# Dataset
* BEGIN *

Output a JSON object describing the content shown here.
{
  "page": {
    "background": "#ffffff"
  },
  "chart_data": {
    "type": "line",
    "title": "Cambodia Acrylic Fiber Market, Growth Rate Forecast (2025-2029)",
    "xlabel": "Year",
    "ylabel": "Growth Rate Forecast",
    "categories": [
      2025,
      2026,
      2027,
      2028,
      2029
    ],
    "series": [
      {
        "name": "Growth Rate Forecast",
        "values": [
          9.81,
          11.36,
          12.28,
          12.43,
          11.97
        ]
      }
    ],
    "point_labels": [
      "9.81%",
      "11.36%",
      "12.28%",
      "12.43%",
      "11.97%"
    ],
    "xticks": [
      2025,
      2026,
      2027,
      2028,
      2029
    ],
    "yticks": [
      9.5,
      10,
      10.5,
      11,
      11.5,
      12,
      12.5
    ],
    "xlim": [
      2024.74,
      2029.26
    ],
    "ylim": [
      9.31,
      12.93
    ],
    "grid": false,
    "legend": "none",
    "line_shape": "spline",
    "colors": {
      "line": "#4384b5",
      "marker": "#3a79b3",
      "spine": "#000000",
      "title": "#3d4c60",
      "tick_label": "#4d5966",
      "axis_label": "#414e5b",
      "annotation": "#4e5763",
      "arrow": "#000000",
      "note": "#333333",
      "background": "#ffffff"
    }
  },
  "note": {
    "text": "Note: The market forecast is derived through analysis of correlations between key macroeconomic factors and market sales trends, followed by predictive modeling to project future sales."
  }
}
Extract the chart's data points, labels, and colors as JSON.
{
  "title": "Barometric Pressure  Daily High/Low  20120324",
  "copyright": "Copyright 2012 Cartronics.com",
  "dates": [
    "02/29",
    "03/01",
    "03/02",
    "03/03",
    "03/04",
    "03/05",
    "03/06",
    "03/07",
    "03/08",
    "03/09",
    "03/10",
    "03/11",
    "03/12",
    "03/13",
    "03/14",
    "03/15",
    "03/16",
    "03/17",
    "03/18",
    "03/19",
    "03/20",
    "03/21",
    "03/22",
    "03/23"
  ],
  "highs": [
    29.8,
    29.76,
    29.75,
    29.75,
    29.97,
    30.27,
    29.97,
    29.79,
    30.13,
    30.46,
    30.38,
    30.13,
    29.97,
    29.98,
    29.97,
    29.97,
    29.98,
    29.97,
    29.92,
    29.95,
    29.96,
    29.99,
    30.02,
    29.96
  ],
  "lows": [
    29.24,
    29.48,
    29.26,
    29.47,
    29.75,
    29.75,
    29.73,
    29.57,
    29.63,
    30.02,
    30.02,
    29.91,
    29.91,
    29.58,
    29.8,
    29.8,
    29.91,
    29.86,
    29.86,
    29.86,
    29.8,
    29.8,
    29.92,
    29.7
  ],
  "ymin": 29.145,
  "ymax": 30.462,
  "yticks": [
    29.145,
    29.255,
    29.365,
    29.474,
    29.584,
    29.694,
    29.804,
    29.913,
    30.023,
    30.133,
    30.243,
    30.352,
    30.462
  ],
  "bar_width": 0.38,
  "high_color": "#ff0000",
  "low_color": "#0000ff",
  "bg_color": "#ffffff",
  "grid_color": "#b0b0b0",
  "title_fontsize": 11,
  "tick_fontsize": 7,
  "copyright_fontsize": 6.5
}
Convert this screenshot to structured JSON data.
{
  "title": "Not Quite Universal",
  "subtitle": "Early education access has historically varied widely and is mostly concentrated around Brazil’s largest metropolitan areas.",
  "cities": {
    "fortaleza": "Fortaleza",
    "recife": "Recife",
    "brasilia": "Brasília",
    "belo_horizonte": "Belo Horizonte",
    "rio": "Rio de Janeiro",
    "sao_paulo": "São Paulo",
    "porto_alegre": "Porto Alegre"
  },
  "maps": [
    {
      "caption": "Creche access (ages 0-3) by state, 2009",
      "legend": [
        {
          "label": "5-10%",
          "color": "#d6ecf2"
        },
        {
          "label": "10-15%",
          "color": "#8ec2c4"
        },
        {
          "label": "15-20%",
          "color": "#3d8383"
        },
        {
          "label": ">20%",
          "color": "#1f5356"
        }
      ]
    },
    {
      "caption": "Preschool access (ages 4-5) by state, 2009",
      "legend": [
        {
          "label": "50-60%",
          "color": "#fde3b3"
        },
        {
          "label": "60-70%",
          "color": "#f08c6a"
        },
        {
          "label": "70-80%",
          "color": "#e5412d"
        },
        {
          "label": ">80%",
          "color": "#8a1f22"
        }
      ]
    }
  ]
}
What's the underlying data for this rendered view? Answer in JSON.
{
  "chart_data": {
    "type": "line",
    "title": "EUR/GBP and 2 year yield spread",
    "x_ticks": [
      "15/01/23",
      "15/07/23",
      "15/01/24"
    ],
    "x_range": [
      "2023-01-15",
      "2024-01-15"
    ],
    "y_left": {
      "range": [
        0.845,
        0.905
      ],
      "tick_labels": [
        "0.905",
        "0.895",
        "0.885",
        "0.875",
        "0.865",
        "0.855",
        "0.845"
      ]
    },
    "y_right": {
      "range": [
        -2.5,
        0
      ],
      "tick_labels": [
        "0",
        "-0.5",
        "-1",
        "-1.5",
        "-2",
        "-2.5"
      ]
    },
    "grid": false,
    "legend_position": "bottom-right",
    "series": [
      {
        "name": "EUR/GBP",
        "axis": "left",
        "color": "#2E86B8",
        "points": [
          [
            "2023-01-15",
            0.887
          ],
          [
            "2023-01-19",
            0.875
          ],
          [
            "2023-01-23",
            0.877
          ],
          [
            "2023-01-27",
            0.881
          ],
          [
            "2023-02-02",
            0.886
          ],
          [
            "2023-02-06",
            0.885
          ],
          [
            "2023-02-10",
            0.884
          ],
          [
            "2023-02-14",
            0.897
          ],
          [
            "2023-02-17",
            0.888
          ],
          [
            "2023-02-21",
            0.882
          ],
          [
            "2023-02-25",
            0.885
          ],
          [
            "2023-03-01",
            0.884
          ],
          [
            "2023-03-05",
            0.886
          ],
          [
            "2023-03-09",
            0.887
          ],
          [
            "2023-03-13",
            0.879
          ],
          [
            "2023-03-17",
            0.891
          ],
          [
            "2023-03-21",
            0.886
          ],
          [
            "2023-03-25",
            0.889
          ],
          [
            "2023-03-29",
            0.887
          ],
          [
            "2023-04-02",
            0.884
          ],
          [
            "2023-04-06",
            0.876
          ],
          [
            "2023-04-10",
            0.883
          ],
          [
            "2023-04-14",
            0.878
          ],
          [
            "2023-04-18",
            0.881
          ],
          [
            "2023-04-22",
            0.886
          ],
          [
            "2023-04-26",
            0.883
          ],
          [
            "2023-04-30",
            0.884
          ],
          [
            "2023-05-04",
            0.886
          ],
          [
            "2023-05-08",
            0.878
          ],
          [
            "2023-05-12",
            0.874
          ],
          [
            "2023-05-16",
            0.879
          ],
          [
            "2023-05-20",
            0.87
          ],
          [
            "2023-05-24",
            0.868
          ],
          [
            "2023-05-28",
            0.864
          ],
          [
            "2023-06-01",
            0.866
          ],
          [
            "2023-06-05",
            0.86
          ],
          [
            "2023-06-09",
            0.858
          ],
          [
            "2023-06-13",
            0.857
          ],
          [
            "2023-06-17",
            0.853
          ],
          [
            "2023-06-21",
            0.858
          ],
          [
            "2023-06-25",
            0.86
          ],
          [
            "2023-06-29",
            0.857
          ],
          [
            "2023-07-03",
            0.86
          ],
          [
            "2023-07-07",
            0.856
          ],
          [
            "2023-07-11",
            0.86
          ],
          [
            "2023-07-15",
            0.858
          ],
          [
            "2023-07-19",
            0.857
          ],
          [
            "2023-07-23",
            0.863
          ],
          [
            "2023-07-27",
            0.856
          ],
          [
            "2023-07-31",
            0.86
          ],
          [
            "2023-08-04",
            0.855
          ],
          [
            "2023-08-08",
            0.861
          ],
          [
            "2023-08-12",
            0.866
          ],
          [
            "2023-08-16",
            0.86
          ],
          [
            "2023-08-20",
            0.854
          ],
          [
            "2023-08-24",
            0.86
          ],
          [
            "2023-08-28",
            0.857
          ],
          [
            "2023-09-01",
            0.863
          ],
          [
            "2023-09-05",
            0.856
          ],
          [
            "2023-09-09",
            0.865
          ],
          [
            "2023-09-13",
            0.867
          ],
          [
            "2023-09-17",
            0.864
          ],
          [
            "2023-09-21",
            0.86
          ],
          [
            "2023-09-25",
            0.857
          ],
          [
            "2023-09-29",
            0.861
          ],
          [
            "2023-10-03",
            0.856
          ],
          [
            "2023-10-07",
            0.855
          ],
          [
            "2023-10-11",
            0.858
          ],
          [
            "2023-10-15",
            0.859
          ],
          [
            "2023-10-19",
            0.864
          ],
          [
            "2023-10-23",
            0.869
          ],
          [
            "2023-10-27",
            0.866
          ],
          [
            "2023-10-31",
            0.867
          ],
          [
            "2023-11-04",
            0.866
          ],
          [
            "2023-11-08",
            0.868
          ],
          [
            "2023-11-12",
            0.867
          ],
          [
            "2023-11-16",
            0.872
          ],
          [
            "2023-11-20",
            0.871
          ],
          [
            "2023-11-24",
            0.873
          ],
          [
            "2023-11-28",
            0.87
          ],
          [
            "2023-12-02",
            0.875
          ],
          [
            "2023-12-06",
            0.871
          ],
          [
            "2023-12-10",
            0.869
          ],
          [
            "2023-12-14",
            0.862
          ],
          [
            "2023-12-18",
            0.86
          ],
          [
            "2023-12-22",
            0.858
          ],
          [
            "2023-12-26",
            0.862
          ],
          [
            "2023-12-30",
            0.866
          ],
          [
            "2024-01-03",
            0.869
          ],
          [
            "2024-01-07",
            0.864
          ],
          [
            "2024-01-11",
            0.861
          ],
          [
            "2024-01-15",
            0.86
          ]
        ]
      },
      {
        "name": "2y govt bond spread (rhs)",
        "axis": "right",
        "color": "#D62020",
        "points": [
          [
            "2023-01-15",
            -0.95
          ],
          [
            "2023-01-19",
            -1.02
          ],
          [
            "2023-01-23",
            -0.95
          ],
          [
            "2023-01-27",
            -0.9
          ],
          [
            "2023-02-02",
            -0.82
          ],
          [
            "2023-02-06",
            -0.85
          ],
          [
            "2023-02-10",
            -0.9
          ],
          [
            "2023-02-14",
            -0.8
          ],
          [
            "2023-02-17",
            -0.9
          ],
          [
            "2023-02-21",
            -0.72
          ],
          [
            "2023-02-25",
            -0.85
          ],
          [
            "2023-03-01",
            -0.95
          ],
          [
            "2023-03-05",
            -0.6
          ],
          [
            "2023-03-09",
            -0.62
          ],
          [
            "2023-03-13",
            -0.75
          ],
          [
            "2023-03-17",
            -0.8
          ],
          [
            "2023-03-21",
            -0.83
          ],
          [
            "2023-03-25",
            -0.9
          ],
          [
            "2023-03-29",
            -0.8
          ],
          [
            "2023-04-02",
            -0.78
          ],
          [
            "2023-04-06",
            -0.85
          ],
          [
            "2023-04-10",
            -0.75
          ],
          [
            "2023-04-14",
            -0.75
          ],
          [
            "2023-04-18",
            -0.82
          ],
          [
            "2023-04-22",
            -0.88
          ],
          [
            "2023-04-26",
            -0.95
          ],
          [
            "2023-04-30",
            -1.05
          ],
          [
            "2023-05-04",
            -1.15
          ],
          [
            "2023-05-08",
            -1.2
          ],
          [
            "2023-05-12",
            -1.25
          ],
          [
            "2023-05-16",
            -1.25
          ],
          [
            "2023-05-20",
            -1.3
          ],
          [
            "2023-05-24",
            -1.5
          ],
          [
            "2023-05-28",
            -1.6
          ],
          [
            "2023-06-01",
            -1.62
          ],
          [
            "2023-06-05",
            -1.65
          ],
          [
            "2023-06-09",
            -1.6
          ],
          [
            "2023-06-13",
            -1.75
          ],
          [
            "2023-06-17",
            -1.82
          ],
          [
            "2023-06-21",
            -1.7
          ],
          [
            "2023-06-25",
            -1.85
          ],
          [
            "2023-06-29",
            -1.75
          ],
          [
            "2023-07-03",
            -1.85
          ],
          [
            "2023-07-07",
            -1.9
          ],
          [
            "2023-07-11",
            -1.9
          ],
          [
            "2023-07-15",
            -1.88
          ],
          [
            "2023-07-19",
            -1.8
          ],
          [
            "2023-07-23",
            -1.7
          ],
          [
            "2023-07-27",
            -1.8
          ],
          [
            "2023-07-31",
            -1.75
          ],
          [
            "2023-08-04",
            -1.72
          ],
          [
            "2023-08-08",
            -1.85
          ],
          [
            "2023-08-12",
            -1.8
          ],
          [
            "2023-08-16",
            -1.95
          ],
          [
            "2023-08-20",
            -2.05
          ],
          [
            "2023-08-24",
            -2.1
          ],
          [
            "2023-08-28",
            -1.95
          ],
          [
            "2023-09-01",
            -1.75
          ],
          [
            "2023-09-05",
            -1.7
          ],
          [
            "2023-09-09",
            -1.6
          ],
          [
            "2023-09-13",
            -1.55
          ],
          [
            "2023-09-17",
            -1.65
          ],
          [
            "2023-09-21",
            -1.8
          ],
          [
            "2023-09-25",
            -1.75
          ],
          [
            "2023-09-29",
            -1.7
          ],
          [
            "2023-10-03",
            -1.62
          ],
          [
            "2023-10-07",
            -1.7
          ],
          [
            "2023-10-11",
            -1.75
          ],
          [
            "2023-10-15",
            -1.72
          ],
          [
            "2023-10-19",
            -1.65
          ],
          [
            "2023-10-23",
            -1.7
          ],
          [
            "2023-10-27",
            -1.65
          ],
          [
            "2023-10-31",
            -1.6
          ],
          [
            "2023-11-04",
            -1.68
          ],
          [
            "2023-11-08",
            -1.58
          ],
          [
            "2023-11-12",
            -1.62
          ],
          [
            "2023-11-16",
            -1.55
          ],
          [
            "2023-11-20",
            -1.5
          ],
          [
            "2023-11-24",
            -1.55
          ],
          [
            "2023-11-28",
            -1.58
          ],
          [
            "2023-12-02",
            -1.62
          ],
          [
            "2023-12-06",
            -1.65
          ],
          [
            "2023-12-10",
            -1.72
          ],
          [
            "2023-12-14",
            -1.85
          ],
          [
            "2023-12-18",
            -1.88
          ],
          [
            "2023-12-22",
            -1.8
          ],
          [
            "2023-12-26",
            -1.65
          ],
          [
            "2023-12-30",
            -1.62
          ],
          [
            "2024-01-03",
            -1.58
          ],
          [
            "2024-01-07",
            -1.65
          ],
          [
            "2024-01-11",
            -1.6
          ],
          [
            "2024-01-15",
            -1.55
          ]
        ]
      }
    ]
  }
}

* END *

# Aim of the task
Check each line of the data above for the word "background" and say how many lines contain it, giving nothing besides the number.

# Completed exercise
2